Aim:
Copy each line of the data below exactly, leaving out pictures.

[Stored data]
## Begin

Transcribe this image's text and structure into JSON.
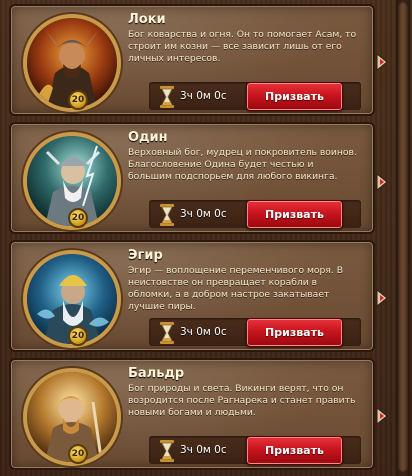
{
  "colors": {
    "summon_button": "#c8141e",
    "card_bg": "#6e4e35",
    "level_badge": "#e3b534",
    "title_text": "#fff6d8"
  },
  "gods": [
    {
      "name": "Локи",
      "description": "Бог коварства и огня. Он то помогает Асам, то строит им козни — все зависит лишь от его личных интересов.",
      "level": "20",
      "timer": "3ч 0м 0с",
      "summon_label": "Призвать",
      "portrait_icon": "loki-portrait-icon"
    },
    {
      "name": "Один",
      "description": "Верховный бог, мудрец и покровитель воинов. Благословение Одина будет честью и большим подспорьем для любого викинга.",
      "level": "20",
      "timer": "3ч 0м 0с",
      "summon_label": "Призвать",
      "portrait_icon": "odin-portrait-icon"
    },
    {
      "name": "Эгир",
      "description": "Эгир — воплощение переменчивого моря. В неистовстве он превращает корабли в обломки, а в добром настрое закатывает лучшие пиры.",
      "level": "20",
      "timer": "3ч 0м 0с",
      "summon_label": "Призвать",
      "portrait_icon": "aegir-portrait-icon"
    },
    {
      "name": "Бальдр",
      "description": "Бог природы и света. Викинги верят, что он возродится после Рагнарека и станет править новыми богами и людьми.",
      "level": "20",
      "timer": "3ч 0м 0с",
      "summon_label": "Призвать",
      "portrait_icon": "baldr-portrait-icon"
    }
  ]
}
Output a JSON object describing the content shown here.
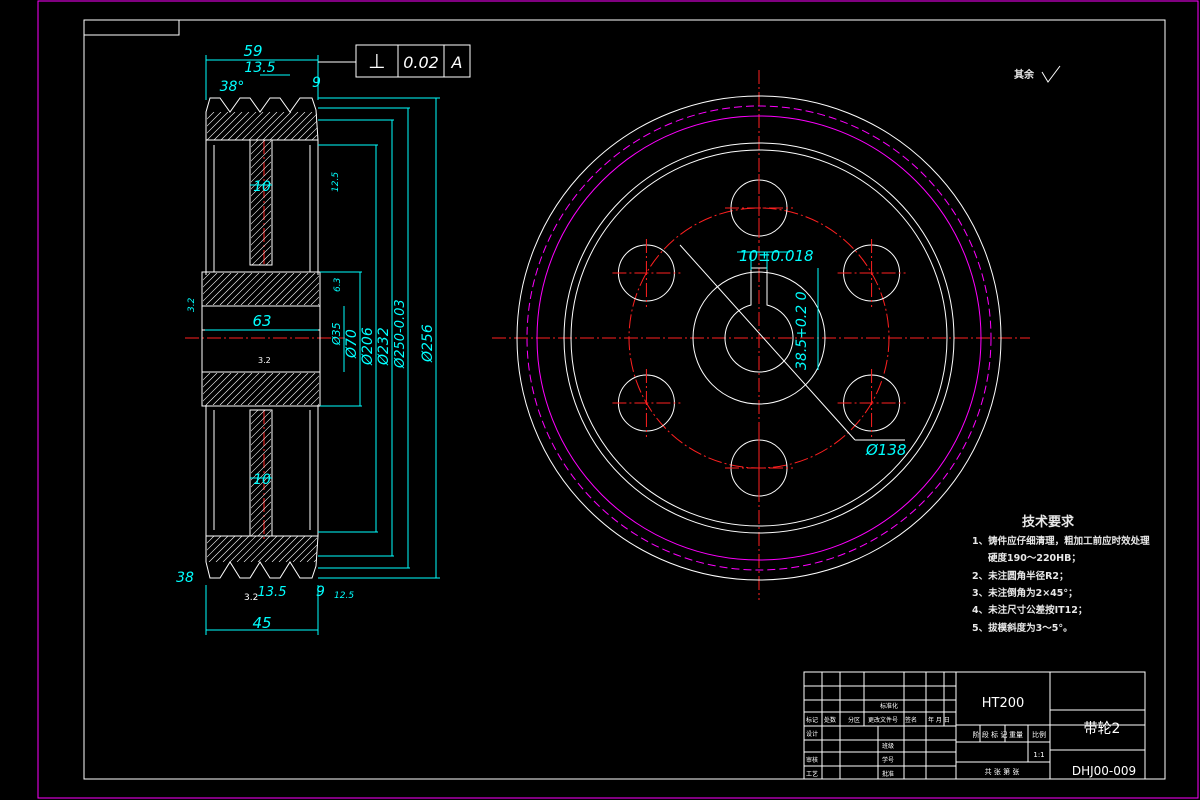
{
  "drawing": {
    "title": "带轮2",
    "drawing_number": "DHJ00-009",
    "material": "HT200",
    "scale": "1:1"
  },
  "dimensions": {
    "width_overall": "59",
    "groove_pitch": "13.5",
    "groove_edge": "9",
    "groove_angle_top": "38°",
    "groove_angle_bottom": "38",
    "hub_length": "63",
    "web_thickness_top": "10",
    "web_thickness_bottom": "10",
    "face_width": "45",
    "dia_70": "Ø70",
    "dia_206": "Ø206",
    "dia_232": "Ø232",
    "dia_250": "Ø250-0.03",
    "dia_256": "Ø256",
    "bore": "Ø35",
    "keyway_width": "10±0.018",
    "keyway_depth": "38.5+0.2 0",
    "hole_circle": "Ø138",
    "edge_bottom": "9",
    "groove_bottom_pitch": "13.5",
    "roughness_a": "3.2",
    "roughness_b": "12.5",
    "roughness_c": "6.3"
  },
  "tolerance_frame": {
    "symbol": "⊥",
    "value": "0.02",
    "datum": "A"
  },
  "surface_note": "其余",
  "tech_requirements": {
    "title": "技术要求",
    "items": [
      "1、铸件应仔细清理，粗加工前应时效处理",
      "硬度190～220HB；",
      "2、未注圆角半径R2；",
      "3、未注倒角为2×45°；",
      "4、未注尺寸公差按IT12；",
      "5、拔模斜度为3～5°。"
    ]
  },
  "title_block": {
    "row_mark": "标记",
    "row_count": "处数",
    "row_zone": "分区",
    "row_doc": "更改文件号",
    "row_sign": "签名",
    "row_date": "年 月 日",
    "design": "设计",
    "standardize": "标准化",
    "review": "审核",
    "process": "工艺",
    "class": "班级",
    "student_no": "学号",
    "approve": "批准",
    "stage": "阶 段 标 记",
    "weight": "重量",
    "ratio": "比例",
    "sheets": "共    张  第    张"
  }
}
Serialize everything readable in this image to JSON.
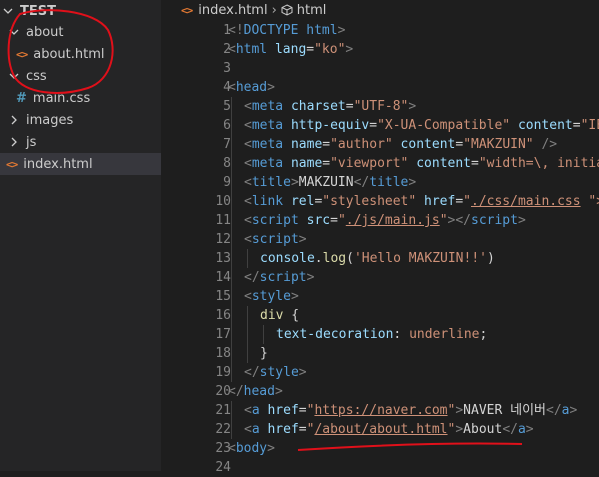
{
  "explorer": {
    "root": "TEST",
    "items": [
      {
        "label": "about",
        "type": "folder",
        "expanded": true
      },
      {
        "label": "about.html",
        "type": "html"
      },
      {
        "label": "css",
        "type": "folder",
        "expanded": true
      },
      {
        "label": "main.css",
        "type": "css"
      },
      {
        "label": "images",
        "type": "folder",
        "expanded": false
      },
      {
        "label": "js",
        "type": "folder",
        "expanded": false
      },
      {
        "label": "index.html",
        "type": "html",
        "selected": true
      }
    ]
  },
  "breadcrumb": {
    "file": "index.html",
    "symbol": "html"
  },
  "code": {
    "line_numbers": [
      "1",
      "2",
      "3",
      "4",
      "5",
      "6",
      "7",
      "8",
      "9",
      "10",
      "11",
      "12",
      "13",
      "14",
      "15",
      "16",
      "17",
      "18",
      "19",
      "20",
      "21",
      "22",
      "23",
      "24"
    ],
    "l1": [
      "<!",
      "DOCTYPE",
      " html",
      ">"
    ],
    "l2": [
      "<",
      "html",
      " lang",
      "=",
      "\"ko\"",
      ">"
    ],
    "l4": [
      "<",
      "head",
      ">"
    ],
    "l5": [
      "<",
      "meta",
      " charset",
      "=",
      "\"UTF-8\"",
      ">"
    ],
    "l6": [
      "<",
      "meta",
      " http-equiv",
      "=",
      "\"X-UA-Compatible\"",
      " content",
      "=",
      "\"IE"
    ],
    "l7": [
      "<",
      "meta",
      " name",
      "=",
      "\"author\"",
      " content",
      "=",
      "\"MAKZUIN\"",
      " />"
    ],
    "l8": [
      "<",
      "meta",
      " name",
      "=",
      "\"viewport\"",
      " content",
      "=",
      "\"width=\\, initia"
    ],
    "l9": [
      "<",
      "title",
      ">",
      "MAKZUIN",
      "</",
      "title",
      ">"
    ],
    "l10": [
      "<",
      "link",
      " rel",
      "=",
      "\"stylesheet\"",
      " href",
      "=",
      "\"",
      "./css/main.css",
      " \">"
    ],
    "l11": [
      "<",
      "script",
      " src",
      "=",
      "\"",
      "./js/main.js",
      "\"",
      ">",
      "</",
      "script",
      ">"
    ],
    "l12": [
      "<",
      "script",
      ">"
    ],
    "l13": [
      "console",
      ".",
      "log",
      "(",
      "'Hello MAKZUIN!!'",
      ")"
    ],
    "l14": [
      "</",
      "script",
      ">"
    ],
    "l15": [
      "<",
      "style",
      ">"
    ],
    "l16": [
      "div",
      " {"
    ],
    "l17": [
      "text-decoration",
      ": ",
      "underline",
      ";"
    ],
    "l18": [
      "}"
    ],
    "l19": [
      "</",
      "style",
      ">"
    ],
    "l20": [
      "</",
      "head",
      ">"
    ],
    "l21": [
      "<",
      "a",
      " href",
      "=",
      "\"",
      "https://naver.com",
      "\"",
      ">",
      "NAVER 네이버",
      "</",
      "a",
      ">"
    ],
    "l22": [
      "<",
      "a",
      " href",
      "=",
      "\"",
      "/about/about.html",
      "\"",
      ">",
      "About",
      "</",
      "a",
      ">"
    ],
    "l23": [
      "<",
      "body",
      ">"
    ]
  },
  "colors": {
    "tag": "#569cd6",
    "attribute": "#9cdcfe",
    "string": "#ce9178",
    "punctuation": "#808080",
    "annotation": "#e0101a"
  }
}
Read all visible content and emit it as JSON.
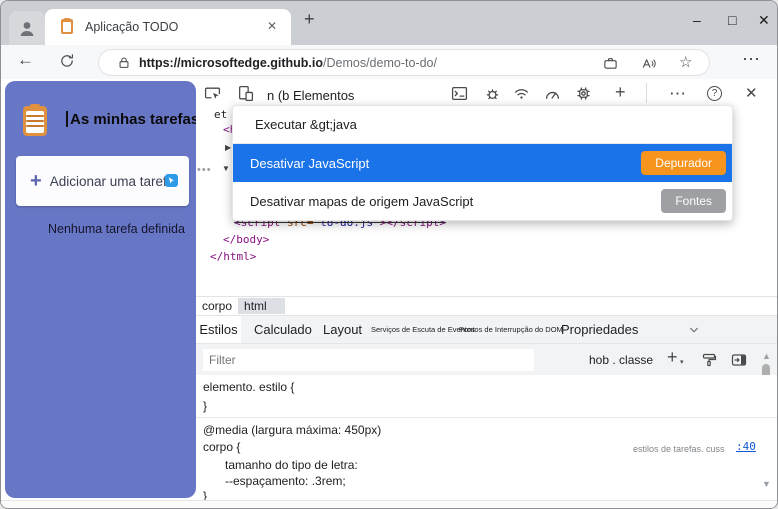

## End

Correct answer:
Transcribe this image's text and structure into JSON.
{
  "colors": {
    "summon_button": "#c8141e",
    "card_bg": "#6e4e35",
    "level_badge": "#e3b534",
    "title_text": "#fff6d8"
  },
  "gods": [
    {
      "name": "Локи",
      "description": "Бог коварства и огня. Он то помогает Асам, то строит им козни — все зависит лишь от его личных интересов.",
      "level": "20",
      "timer": "3ч 0м 0с",
      "summon_label": "Призвать",
      "portrait_icon": "loki-portrait-icon"
    },
    {
      "name": "Один",
      "description": "Верховный бог, мудрец и покровитель воинов. Благословение Одина будет честью и большим подспорьем для любого викинга.",
      "level": "20",
      "timer": "3ч 0м 0с",
      "summon_label": "Призвать",
      "portrait_icon": "odin-portrait-icon"
    },
    {
      "name": "Эгир",
      "description": "Эгир — воплощение переменчивого моря. В неистовстве он превращает корабли в обломки, а в добром настрое закатывает лучшие пиры.",
      "level": "20",
      "timer": "3ч 0м 0с",
      "summon_label": "Призвать",
      "portrait_icon": "aegir-portrait-icon"
    },
    {
      "name": "Бальдр",
      "description": "Бог природы и света. Викинги верят, что он возродится после Рагнарека и станет править новыми богами и людьми.",
      "level": "20",
      "timer": "3ч 0м 0с",
      "summon_label": "Призвать",
      "portrait_icon": "baldr-portrait-icon"
    }
  ]
}
Output a JSON object describing the content shown here.
{
  "drawing": {
    "title": "带轮2",
    "drawing_number": "DHJ00-009",
    "material": "HT200",
    "scale": "1:1"
  },
  "dimensions": {
    "width_overall": "59",
    "groove_pitch": "13.5",
    "groove_edge": "9",
    "groove_angle_top": "38°",
    "groove_angle_bottom": "38",
    "hub_length": "63",
    "web_thickness_top": "10",
    "web_thickness_bottom": "10",
    "face_width": "45",
    "dia_70": "Ø70",
    "dia_206": "Ø206",
    "dia_232": "Ø232",
    "dia_250": "Ø250-0.03",
    "dia_256": "Ø256",
    "bore": "Ø35",
    "keyway_width": "10±0.018",
    "keyway_depth": "38.5+0.2 0",
    "hole_circle": "Ø138",
    "edge_bottom": "9",
    "groove_bottom_pitch": "13.5",
    "roughness_a": "3.2",
    "roughness_b": "12.5",
    "roughness_c": "6.3"
  },
  "tolerance_frame": {
    "symbol": "⊥",
    "value": "0.02",
    "datum": "A"
  },
  "surface_note": "其余",
  "tech_requirements": {
    "title": "技术要求",
    "items": [
      "1、铸件应仔细清理，粗加工前应时效处理",
      "硬度190～220HB；",
      "2、未注圆角半径R2；",
      "3、未注倒角为2×45°；",
      "4、未注尺寸公差按IT12；",
      "5、拔模斜度为3～5°。"
    ]
  },
  "title_block": {
    "row_mark": "标记",
    "row_count": "处数",
    "row_zone": "分区",
    "row_doc": "更改文件号",
    "row_sign": "签名",
    "row_date": "年 月 日",
    "design": "设计",
    "standardize": "标准化",
    "review": "审核",
    "process": "工艺",
    "class": "班级",
    "student_no": "学号",
    "approve": "批准",
    "stage": "阶 段 标 记",
    "weight": "重量",
    "ratio": "比例",
    "sheets": "共    张  第    张"
  }
}
Serialize everything readable in this image to JSON.
{
  "explorer": {
    "root": "TEST",
    "items": [
      {
        "label": "about",
        "type": "folder",
        "expanded": true
      },
      {
        "label": "about.html",
        "type": "html"
      },
      {
        "label": "css",
        "type": "folder",
        "expanded": true
      },
      {
        "label": "main.css",
        "type": "css"
      },
      {
        "label": "images",
        "type": "folder",
        "expanded": false
      },
      {
        "label": "js",
        "type": "folder",
        "expanded": false
      },
      {
        "label": "index.html",
        "type": "html",
        "selected": true
      }
    ]
  },
  "breadcrumb": {
    "file": "index.html",
    "symbol": "html"
  },
  "code": {
    "line_numbers": [
      "1",
      "2",
      "3",
      "4",
      "5",
      "6",
      "7",
      "8",
      "9",
      "10",
      "11",
      "12",
      "13",
      "14",
      "15",
      "16",
      "17",
      "18",
      "19",
      "20",
      "21",
      "22",
      "23",
      "24"
    ],
    "l1": [
      "<!",
      "DOCTYPE",
      " html",
      ">"
    ],
    "l2": [
      "<",
      "html",
      " lang",
      "=",
      "\"ko\"",
      ">"
    ],
    "l4": [
      "<",
      "head",
      ">"
    ],
    "l5": [
      "<",
      "meta",
      " charset",
      "=",
      "\"UTF-8\"",
      ">"
    ],
    "l6": [
      "<",
      "meta",
      " http-equiv",
      "=",
      "\"X-UA-Compatible\"",
      " content",
      "=",
      "\"IE"
    ],
    "l7": [
      "<",
      "meta",
      " name",
      "=",
      "\"author\"",
      " content",
      "=",
      "\"MAKZUIN\"",
      " />"
    ],
    "l8": [
      "<",
      "meta",
      " name",
      "=",
      "\"viewport\"",
      " content",
      "=",
      "\"width=\\, initia"
    ],
    "l9": [
      "<",
      "title",
      ">",
      "MAKZUIN",
      "</",
      "title",
      ">"
    ],
    "l10": [
      "<",
      "link",
      " rel",
      "=",
      "\"stylesheet\"",
      " href",
      "=",
      "\"",
      "./css/main.css",
      " \">"
    ],
    "l11": [
      "<",
      "script",
      " src",
      "=",
      "\"",
      "./js/main.js",
      "\"",
      ">",
      "</",
      "script",
      ">"
    ],
    "l12": [
      "<",
      "script",
      ">"
    ],
    "l13": [
      "console",
      ".",
      "log",
      "(",
      "'Hello MAKZUIN!!'",
      ")"
    ],
    "l14": [
      "</",
      "script",
      ">"
    ],
    "l15": [
      "<",
      "style",
      ">"
    ],
    "l16": [
      "div",
      " {"
    ],
    "l17": [
      "text-decoration",
      ": ",
      "underline",
      ";"
    ],
    "l18": [
      "}"
    ],
    "l19": [
      "</",
      "style",
      ">"
    ],
    "l20": [
      "</",
      "head",
      ">"
    ],
    "l21": [
      "<",
      "a",
      " href",
      "=",
      "\"",
      "https://naver.com",
      "\"",
      ">",
      "NAVER 네이버",
      "</",
      "a",
      ">"
    ],
    "l22": [
      "<",
      "a",
      " href",
      "=",
      "\"",
      "/about/about.html",
      "\"",
      ">",
      "About",
      "</",
      "a",
      ">"
    ],
    "l23": [
      "<",
      "body",
      ">"
    ]
  },
  "colors": {
    "tag": "#569cd6",
    "attribute": "#9cdcfe",
    "string": "#ce9178",
    "punctuation": "#808080",
    "annotation": "#e0101a"
  }
}
Read all visible content and emit it as JSON.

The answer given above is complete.